### Exercise:
Read through the data and report every line in which the word "manteau" occurs.

Saved data entries
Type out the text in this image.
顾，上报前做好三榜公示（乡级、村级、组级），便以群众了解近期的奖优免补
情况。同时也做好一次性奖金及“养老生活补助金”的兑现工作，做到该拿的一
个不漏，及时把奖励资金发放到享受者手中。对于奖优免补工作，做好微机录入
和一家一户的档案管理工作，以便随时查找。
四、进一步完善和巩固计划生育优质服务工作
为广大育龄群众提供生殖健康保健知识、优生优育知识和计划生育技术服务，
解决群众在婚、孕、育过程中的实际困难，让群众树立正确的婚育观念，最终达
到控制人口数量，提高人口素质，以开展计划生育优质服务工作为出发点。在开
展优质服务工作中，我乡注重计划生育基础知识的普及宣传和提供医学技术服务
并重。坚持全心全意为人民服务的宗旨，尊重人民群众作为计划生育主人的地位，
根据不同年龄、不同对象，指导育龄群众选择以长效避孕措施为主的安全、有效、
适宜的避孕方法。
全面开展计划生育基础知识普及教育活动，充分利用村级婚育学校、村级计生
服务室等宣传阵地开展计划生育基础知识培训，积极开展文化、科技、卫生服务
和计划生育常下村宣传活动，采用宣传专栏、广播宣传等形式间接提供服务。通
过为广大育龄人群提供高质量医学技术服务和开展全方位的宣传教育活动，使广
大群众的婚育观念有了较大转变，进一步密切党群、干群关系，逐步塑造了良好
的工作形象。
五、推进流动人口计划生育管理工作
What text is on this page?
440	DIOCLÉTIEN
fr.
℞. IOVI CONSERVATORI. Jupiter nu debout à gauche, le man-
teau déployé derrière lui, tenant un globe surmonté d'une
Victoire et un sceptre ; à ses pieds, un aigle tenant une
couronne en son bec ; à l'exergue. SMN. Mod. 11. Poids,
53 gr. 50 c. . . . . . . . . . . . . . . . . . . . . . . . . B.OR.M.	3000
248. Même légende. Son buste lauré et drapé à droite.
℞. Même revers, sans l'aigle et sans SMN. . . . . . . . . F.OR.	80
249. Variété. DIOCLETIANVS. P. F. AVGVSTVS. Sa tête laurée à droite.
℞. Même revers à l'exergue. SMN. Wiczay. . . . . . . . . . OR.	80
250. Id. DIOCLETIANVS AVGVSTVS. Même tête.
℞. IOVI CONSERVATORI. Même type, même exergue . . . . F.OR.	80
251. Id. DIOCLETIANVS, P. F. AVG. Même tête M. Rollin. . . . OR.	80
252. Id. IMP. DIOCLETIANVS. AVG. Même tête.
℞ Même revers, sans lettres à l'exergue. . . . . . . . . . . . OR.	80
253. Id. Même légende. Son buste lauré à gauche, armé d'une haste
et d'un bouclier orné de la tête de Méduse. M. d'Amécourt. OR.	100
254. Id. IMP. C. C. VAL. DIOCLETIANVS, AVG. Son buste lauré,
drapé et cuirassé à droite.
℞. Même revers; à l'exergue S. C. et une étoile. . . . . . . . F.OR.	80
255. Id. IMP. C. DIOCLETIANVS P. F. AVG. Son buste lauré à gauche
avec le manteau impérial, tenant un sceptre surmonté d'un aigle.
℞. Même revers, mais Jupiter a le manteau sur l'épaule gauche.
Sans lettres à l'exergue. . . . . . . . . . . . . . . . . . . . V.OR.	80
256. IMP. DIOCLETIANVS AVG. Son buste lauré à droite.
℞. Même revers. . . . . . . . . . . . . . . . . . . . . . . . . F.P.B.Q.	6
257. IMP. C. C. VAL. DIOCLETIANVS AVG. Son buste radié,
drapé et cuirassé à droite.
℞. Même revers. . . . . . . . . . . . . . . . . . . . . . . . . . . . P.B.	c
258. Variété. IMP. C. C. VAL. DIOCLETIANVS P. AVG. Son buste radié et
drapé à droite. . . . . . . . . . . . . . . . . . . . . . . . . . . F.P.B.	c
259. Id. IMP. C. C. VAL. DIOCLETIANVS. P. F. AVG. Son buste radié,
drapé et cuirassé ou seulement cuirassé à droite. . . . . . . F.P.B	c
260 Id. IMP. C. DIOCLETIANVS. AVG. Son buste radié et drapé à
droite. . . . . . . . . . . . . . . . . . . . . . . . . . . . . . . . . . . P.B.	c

### Result for this exercise:
avec le manteau impérial, tenant un sceptre surmonté d'un aigle.
℞. Même revers, mais Jupiter a le manteau sur l'épaule gauche.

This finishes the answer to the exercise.